-- START --
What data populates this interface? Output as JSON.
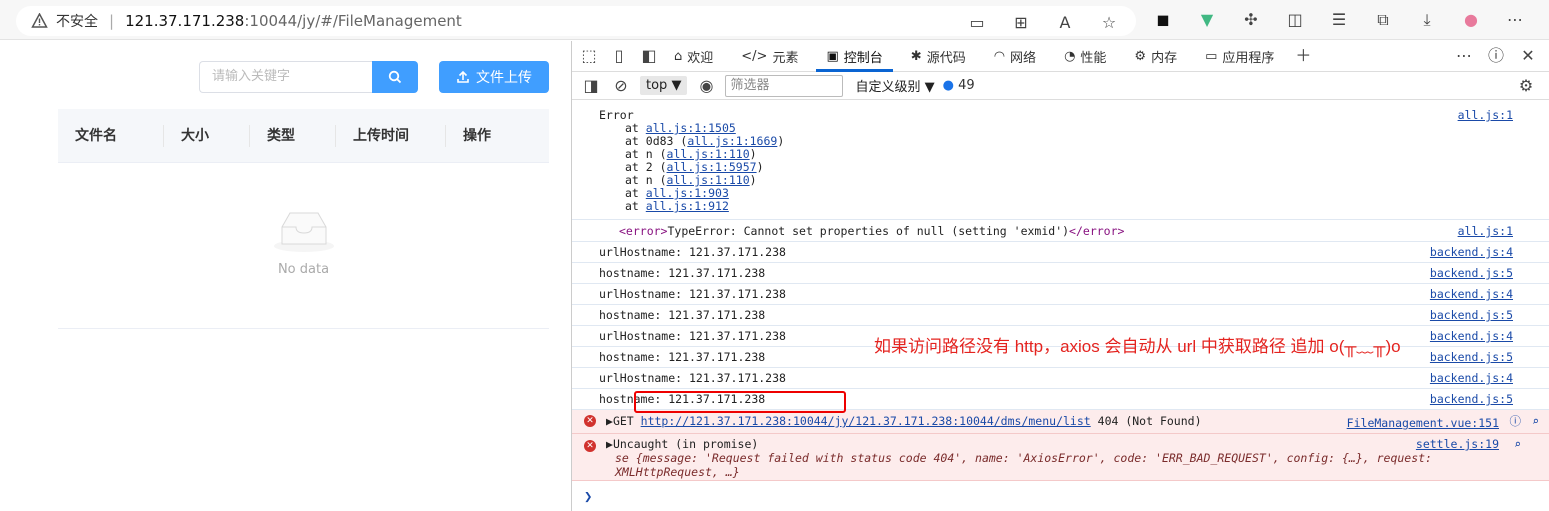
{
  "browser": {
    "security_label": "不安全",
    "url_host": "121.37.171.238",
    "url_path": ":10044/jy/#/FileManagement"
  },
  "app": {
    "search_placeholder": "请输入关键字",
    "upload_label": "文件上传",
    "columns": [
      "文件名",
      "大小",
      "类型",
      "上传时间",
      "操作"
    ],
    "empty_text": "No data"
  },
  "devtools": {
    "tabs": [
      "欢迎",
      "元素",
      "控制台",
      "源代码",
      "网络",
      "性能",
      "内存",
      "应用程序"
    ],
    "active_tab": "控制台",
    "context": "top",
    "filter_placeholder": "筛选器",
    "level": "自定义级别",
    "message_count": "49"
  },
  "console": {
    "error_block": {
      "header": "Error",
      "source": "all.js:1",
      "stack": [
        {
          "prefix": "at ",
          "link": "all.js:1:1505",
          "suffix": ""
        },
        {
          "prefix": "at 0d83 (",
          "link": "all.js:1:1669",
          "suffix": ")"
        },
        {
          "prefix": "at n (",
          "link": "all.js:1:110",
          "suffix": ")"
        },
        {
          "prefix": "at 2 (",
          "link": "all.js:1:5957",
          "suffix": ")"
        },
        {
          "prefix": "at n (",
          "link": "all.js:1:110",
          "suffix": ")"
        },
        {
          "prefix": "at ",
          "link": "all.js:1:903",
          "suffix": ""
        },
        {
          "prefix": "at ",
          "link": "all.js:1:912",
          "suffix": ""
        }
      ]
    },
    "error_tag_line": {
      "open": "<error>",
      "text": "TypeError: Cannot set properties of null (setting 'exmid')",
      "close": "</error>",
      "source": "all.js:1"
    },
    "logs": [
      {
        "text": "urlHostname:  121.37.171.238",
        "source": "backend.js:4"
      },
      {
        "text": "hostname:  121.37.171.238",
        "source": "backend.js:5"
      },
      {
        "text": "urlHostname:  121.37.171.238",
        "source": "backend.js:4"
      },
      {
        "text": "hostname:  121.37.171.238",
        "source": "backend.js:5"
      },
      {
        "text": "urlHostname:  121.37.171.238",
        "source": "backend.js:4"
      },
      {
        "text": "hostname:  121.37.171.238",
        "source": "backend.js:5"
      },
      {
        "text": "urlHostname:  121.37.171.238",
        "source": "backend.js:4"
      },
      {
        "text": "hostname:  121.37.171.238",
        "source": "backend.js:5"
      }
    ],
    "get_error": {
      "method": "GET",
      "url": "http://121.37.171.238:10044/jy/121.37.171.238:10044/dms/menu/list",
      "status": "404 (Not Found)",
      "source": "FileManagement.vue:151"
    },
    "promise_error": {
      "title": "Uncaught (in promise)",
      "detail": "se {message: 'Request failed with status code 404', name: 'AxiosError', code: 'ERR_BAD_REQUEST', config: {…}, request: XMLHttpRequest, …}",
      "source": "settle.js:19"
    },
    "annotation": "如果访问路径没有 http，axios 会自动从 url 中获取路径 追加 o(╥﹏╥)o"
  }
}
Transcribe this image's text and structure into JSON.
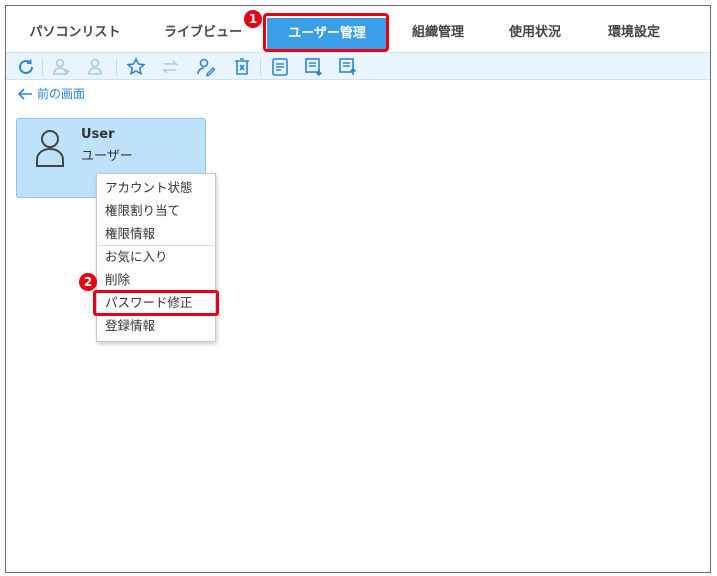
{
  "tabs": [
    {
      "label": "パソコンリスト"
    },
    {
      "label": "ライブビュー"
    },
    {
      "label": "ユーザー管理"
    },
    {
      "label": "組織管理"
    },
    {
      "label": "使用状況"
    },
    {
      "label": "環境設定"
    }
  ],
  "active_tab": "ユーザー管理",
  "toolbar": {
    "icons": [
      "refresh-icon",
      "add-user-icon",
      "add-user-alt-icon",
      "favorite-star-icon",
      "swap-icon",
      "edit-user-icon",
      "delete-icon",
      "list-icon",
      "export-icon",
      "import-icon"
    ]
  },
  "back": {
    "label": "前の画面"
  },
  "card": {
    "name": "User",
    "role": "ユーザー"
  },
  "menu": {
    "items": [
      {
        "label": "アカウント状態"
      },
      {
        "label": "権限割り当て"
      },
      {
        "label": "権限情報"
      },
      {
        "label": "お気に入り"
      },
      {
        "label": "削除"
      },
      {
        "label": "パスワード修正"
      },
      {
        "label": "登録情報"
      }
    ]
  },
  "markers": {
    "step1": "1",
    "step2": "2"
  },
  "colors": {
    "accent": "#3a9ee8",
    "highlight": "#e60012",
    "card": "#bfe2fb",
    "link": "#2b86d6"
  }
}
-- END --
Given problem: Look through the lines above and collect those with the word "FileManagement".

Task output:
    "url_path": ":10044/jy/#/FileManagement"
      "source": "FileManagement.vue:151"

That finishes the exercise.